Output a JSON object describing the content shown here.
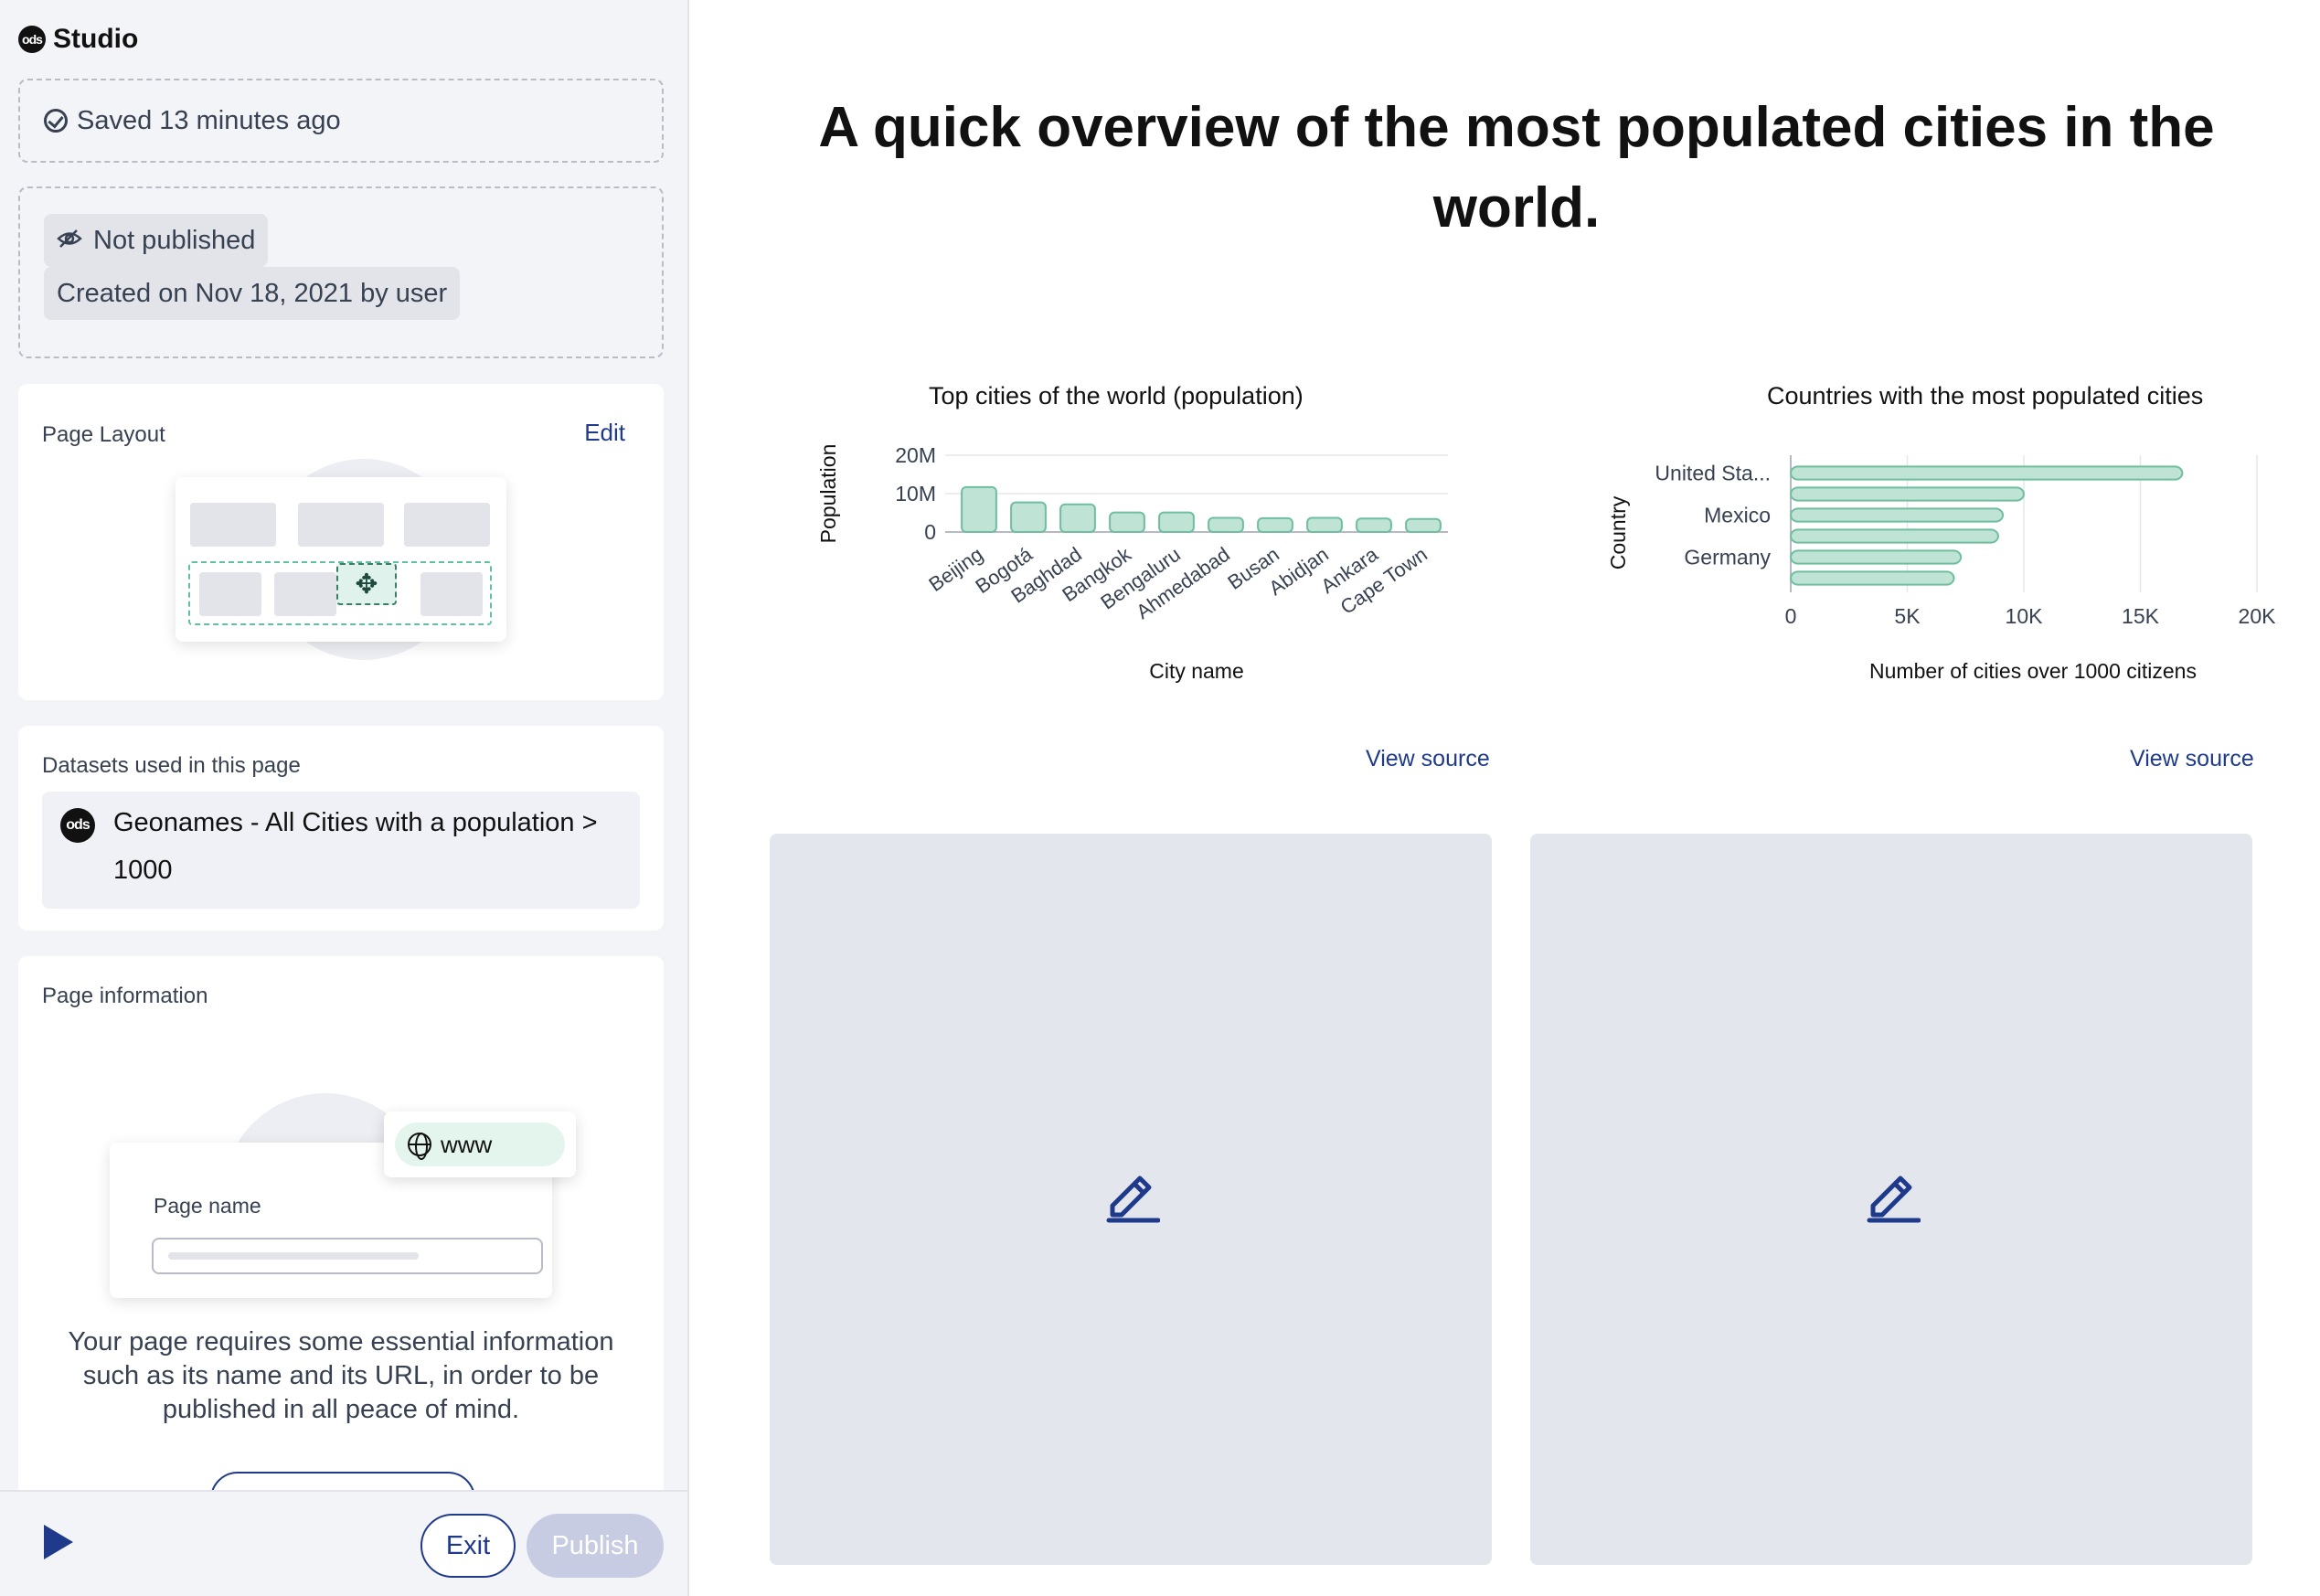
{
  "sidebar": {
    "brand": {
      "logo_text": "ods",
      "name": "Studio"
    },
    "save_status": "Saved 13 minutes ago",
    "publish_status": "Not published",
    "created": "Created on Nov 18, 2021 by user",
    "layout": {
      "label": "Page Layout",
      "edit": "Edit"
    },
    "datasets": {
      "label": "Datasets used in this page",
      "item": "Geonames - All Cities with a population > 1000",
      "logo_text": "ods"
    },
    "info": {
      "label": "Page information",
      "form_label": "Page name",
      "www": "www",
      "description": "Your page requires some essential information such as its name and its URL, in order to be published in all peace of mind."
    },
    "footer": {
      "exit": "Exit",
      "publish": "Publish"
    }
  },
  "main": {
    "title": "A quick overview of the most populated cities in the world.",
    "view_source": "View source"
  },
  "colors": {
    "bar_fill": "#bfe3d5",
    "bar_stroke": "#6fbf9f",
    "accent": "#1f3a8a",
    "placeholder_bg": "#e4e6ee"
  },
  "chart_data": [
    {
      "type": "bar",
      "title": "Top cities of the world (population)",
      "xlabel": "City name",
      "ylabel": "Population",
      "categories": [
        "Beijing",
        "Bogotá",
        "Baghdad",
        "Bangkok",
        "Bengaluru",
        "Ahmedabad",
        "Busan",
        "Abidjan",
        "Ankara",
        "Cape Town"
      ],
      "values": [
        11700000,
        7700000,
        7200000,
        5100000,
        5100000,
        3700000,
        3600000,
        3700000,
        3500000,
        3400000
      ],
      "yticks": [
        "0",
        "10M",
        "20M"
      ],
      "ylim": [
        0,
        20000000
      ],
      "grid": true
    },
    {
      "type": "bar",
      "orientation": "horizontal",
      "title": "Countries with the most populated cities",
      "xlabel": "Number of cities over 1000 citizens",
      "ylabel": "Country",
      "categories": [
        "United Sta...",
        "",
        "Mexico",
        "",
        "Germany",
        ""
      ],
      "values": [
        16800,
        10000,
        9100,
        8900,
        7300,
        7000
      ],
      "xticks": [
        "0",
        "5K",
        "10K",
        "15K",
        "20K"
      ],
      "xlim": [
        0,
        20000
      ],
      "grid": true
    }
  ]
}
________________
— Given problem —
From the listing above, collect every line that mentions the word "title".

— The response —
    "title": "A quick overview of the most populated cities in the world.",
      "title": "Top cities of the world (population)",
      "title": "Countries with the most populated cities",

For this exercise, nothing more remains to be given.